(Exercise task 1): Collect every line of the entries that contains the string "teacher", copying each one in full. Match case exactly.
=====
Read about the guy (Murray )behind the guy(Perry)behind the rule

https://www.nytimes.com/2018/01/09/climate/coal-murray-trump-memo.html

He lost this one... but got most of what he wanted


----------



## begreen (Jan 10, 2018)

georgepds said:


> Read about the guy (Murray )behind the guy(Perry)behind the rule
> 
> https://www.nytimes.com/2018/01/09/climate/coal-murray-trump-memo.html
> 
> He lost this one... but got most of what he wanted


These are smart guys. I'll sign whatever they want.


----------



## georgepds (Jan 10, 2018)

No where near as bright as the former head of the DOE, Ernest Moniz or Chu before him

I'm really tired of the parade of second rate sycophants, who owe their position to their competence as lickspittles and little more

Kudos to the commissioners of FERC for standing up for competent engineering policy . It is an obscure position for to those who don't follow utility policy , but from this obscurity they showed  reasonable judgement, and set an example for other appointees

Well that, and nearly everyone else in the nation who had the slightest grasp of energy markets opposed the policy, and said so  in  the open comment period


----------



## vinny11950 (Jan 10, 2018)
=====
(Exercise task 2): In the forum thread, which commission's commissioners does georgepds praise for standing up for competent engineering policy?
=====
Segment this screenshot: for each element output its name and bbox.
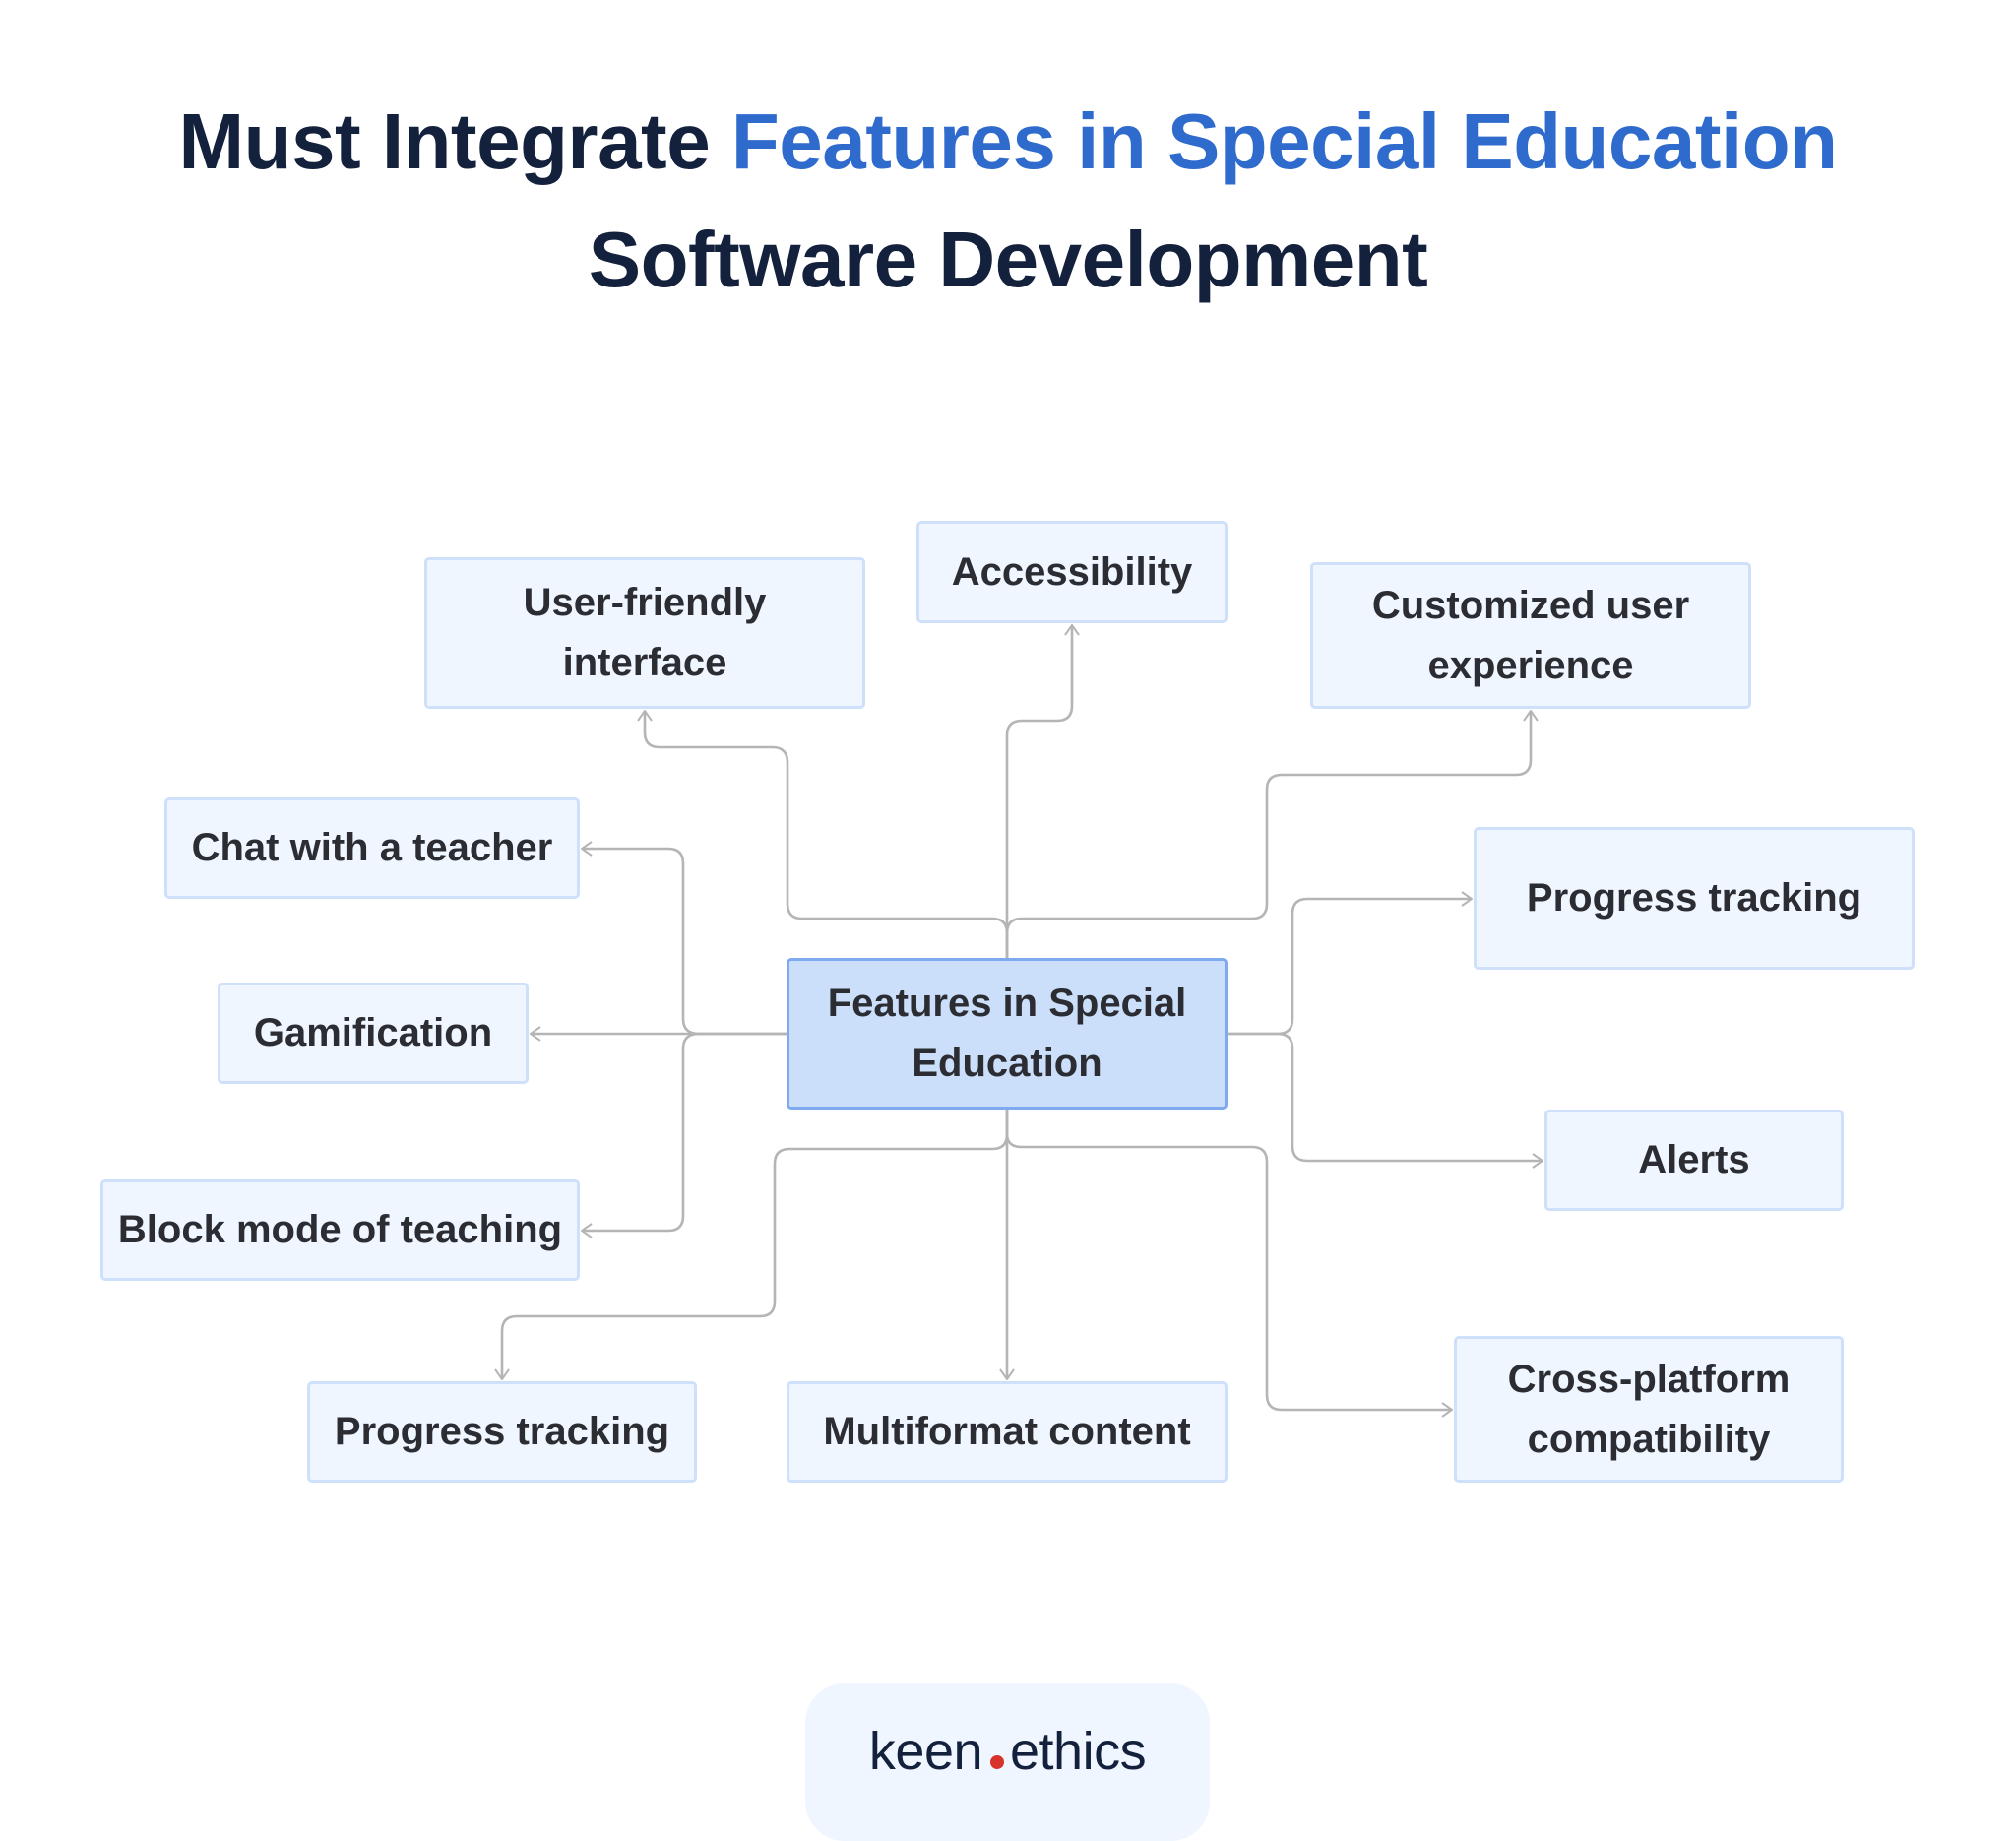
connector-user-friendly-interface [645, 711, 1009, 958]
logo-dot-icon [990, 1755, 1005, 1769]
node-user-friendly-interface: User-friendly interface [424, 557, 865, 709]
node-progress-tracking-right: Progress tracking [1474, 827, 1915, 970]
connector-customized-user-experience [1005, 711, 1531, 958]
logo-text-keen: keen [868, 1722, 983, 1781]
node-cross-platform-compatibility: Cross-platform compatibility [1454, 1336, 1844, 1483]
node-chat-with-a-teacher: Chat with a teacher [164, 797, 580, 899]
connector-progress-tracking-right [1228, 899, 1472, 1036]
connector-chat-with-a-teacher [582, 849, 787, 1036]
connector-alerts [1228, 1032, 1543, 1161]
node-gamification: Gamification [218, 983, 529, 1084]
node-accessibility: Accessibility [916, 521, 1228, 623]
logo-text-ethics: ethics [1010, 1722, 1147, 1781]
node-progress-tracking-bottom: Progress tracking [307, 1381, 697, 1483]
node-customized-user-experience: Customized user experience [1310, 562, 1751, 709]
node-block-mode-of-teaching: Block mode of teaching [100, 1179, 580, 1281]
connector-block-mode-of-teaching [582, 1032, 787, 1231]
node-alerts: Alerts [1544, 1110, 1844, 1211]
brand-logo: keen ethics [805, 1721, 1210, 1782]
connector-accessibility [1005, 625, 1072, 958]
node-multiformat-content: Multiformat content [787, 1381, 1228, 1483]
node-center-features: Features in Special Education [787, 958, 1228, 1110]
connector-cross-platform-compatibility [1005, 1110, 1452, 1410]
=====
(Exercise response 1):
node-chat-with-a-teacher: Chat with a teacher [164, 797, 580, 899]
connector-chat-with-a-teacher [582, 849, 787, 1036]

(Exercise response 2): FERC